- _Items from a data source_:
★ ★ ★ ★

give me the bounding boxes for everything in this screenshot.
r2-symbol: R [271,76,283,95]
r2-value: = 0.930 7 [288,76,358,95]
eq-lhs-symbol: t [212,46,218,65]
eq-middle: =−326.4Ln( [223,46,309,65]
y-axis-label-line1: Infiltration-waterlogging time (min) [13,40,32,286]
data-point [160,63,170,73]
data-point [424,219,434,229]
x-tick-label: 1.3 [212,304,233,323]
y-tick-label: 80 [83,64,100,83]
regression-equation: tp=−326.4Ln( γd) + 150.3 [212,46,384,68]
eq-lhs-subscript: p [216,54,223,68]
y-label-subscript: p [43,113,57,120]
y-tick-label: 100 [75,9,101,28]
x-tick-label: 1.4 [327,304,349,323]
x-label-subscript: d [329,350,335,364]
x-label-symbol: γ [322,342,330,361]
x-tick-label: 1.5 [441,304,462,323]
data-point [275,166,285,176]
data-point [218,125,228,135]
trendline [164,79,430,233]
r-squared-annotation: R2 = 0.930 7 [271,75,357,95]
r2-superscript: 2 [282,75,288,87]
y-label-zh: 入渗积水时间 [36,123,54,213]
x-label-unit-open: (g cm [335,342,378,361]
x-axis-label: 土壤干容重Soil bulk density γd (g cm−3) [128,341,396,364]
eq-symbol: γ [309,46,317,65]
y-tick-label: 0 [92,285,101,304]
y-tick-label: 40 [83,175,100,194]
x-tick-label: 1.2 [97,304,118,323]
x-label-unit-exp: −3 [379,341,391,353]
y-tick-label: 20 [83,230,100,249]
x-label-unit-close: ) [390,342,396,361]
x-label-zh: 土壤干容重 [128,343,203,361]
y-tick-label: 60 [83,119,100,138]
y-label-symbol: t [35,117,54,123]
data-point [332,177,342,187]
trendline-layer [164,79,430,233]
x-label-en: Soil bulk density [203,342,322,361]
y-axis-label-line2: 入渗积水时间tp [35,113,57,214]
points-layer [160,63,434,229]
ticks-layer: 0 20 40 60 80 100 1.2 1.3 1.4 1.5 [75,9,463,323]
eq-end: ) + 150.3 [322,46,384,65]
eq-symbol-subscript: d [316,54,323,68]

★ ★ ★ ★

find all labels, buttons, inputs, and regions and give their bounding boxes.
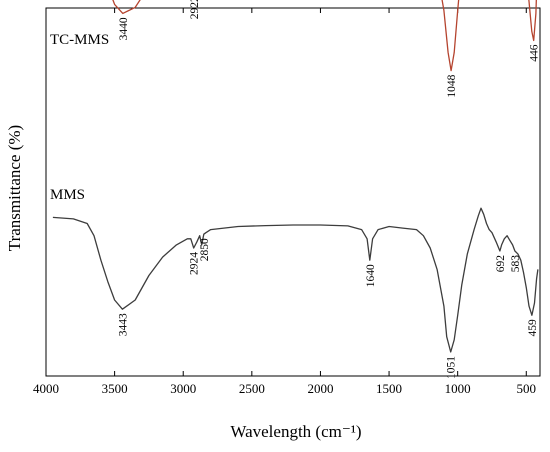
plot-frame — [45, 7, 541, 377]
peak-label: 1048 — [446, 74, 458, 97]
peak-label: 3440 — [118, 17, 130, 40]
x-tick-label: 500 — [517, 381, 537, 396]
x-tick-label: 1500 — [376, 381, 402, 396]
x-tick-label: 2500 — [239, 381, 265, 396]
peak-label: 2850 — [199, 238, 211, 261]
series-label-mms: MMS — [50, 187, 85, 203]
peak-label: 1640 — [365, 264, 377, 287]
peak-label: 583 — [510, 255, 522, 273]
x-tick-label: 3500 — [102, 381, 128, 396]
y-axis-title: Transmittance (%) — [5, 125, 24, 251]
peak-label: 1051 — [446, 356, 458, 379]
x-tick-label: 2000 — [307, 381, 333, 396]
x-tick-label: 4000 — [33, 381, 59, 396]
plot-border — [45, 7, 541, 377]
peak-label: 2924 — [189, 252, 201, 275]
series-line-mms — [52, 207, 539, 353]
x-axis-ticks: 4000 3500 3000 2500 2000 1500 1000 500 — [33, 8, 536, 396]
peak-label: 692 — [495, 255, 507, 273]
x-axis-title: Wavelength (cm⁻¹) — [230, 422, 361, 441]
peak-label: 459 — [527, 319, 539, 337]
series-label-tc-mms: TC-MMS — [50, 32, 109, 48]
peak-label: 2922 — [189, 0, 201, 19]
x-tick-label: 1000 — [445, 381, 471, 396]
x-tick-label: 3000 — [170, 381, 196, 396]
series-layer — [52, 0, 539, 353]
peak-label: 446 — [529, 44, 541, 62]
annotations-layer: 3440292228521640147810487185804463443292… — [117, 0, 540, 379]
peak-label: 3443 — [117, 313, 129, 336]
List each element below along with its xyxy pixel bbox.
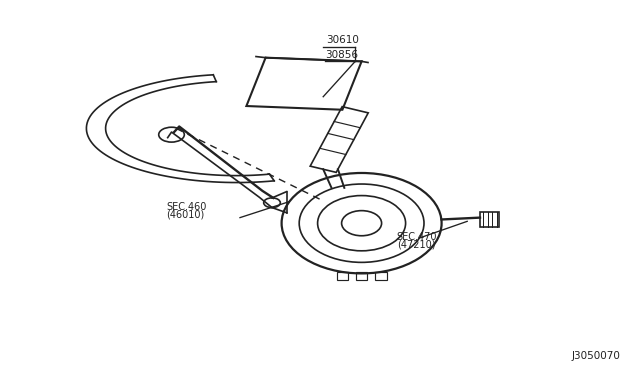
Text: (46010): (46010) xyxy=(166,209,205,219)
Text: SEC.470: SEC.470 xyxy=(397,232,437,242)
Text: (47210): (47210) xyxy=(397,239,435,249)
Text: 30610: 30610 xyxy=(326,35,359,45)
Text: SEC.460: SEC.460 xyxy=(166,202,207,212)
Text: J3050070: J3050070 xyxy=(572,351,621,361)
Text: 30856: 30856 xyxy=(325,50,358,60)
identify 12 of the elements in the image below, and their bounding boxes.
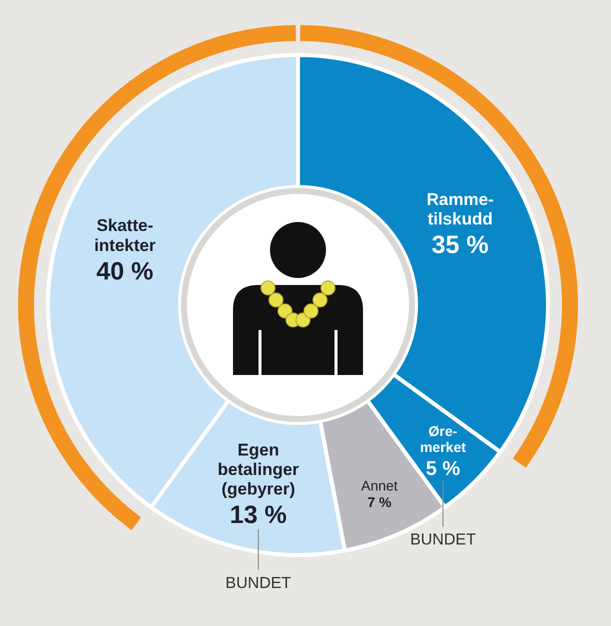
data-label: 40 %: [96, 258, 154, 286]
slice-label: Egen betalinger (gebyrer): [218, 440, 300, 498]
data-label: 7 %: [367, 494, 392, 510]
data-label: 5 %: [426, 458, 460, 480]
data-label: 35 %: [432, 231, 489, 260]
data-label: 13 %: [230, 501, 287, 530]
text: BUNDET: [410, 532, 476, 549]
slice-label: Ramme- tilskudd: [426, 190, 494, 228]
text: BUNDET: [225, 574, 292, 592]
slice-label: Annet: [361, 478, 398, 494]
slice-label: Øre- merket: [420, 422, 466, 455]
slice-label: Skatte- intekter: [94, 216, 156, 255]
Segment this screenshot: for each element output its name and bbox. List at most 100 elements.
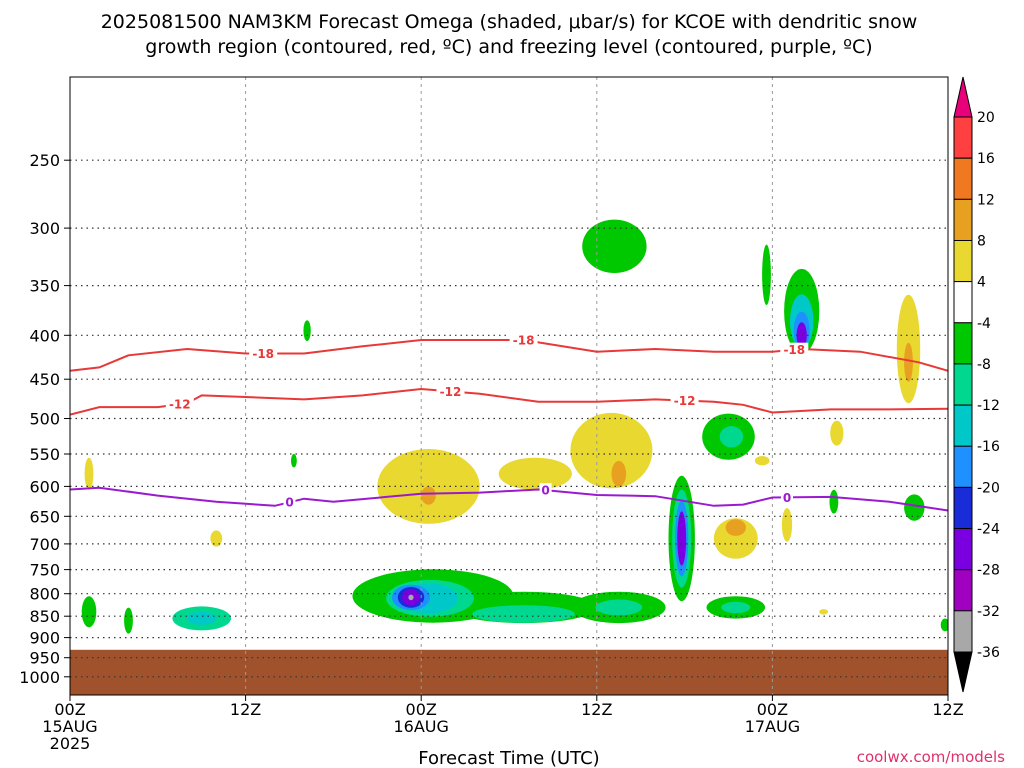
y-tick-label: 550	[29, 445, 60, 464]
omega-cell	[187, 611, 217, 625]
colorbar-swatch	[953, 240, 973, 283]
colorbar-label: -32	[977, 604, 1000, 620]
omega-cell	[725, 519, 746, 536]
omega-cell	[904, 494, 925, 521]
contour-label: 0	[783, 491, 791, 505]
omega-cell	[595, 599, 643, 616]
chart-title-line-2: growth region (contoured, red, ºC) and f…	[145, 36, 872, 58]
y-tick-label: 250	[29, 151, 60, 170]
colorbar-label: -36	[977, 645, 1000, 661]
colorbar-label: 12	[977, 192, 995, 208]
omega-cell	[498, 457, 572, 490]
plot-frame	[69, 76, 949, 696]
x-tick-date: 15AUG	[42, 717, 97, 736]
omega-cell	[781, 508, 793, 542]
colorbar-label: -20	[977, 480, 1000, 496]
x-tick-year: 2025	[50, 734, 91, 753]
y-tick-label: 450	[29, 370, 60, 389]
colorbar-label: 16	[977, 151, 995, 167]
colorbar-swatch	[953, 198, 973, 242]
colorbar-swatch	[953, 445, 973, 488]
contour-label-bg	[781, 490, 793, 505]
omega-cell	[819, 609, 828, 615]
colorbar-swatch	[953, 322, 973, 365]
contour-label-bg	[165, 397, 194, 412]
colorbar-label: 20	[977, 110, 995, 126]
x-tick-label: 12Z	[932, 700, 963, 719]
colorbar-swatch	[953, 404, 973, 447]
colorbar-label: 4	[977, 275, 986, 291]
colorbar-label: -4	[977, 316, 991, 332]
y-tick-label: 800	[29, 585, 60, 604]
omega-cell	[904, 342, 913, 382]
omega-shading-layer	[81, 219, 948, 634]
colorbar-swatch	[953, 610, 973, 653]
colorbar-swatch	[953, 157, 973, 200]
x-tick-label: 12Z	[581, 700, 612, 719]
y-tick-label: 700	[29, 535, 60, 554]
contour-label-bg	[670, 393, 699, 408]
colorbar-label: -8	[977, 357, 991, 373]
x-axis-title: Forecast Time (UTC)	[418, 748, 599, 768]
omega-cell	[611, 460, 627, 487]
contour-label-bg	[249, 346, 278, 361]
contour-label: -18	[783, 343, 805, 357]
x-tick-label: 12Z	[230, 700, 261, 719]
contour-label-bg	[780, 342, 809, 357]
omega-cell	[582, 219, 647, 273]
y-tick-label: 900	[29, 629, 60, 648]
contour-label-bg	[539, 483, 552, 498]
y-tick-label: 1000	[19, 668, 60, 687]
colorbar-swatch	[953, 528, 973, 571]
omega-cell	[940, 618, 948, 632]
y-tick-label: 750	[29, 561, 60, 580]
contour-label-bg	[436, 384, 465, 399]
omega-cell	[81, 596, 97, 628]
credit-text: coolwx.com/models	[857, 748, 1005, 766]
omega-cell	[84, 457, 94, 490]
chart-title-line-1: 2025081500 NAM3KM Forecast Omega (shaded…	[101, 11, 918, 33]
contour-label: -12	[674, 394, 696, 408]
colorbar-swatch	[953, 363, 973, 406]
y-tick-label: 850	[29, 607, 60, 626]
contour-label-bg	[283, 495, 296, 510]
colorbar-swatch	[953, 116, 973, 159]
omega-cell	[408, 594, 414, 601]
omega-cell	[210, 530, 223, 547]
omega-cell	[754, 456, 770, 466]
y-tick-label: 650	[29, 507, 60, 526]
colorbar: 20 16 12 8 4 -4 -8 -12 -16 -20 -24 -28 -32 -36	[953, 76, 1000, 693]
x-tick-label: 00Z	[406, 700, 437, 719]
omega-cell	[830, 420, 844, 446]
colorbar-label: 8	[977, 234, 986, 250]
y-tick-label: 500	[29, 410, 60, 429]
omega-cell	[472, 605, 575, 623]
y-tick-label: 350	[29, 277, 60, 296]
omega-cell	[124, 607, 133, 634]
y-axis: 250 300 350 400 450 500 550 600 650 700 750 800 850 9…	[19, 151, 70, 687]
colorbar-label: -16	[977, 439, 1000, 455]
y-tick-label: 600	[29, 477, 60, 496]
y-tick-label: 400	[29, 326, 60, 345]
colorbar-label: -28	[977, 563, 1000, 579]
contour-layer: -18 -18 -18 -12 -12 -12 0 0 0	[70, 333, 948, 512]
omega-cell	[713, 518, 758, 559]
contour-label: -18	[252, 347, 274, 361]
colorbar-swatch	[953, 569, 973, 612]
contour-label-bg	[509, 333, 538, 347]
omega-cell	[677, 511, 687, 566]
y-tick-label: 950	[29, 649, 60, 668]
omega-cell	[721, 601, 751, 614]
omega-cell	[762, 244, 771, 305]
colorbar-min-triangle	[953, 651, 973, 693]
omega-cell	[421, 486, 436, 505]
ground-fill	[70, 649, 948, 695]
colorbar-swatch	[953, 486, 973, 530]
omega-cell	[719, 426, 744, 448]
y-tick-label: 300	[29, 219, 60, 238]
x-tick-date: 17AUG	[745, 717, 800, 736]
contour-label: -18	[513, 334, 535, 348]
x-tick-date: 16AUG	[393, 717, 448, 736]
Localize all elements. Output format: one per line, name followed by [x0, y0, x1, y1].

★ ★ ★ ★

- _GIVEN TASK_:
Pick out every line in the records above that contains the word "bounding", and copy each one.

- _RESULT OF THIS TASK_:
give me the bounding boxes for everything in this screenshot.
find all labels, buttons, inputs, and regions and give their bounding boxes.
identify 12 of the elements in the image below, and their bounding boxes.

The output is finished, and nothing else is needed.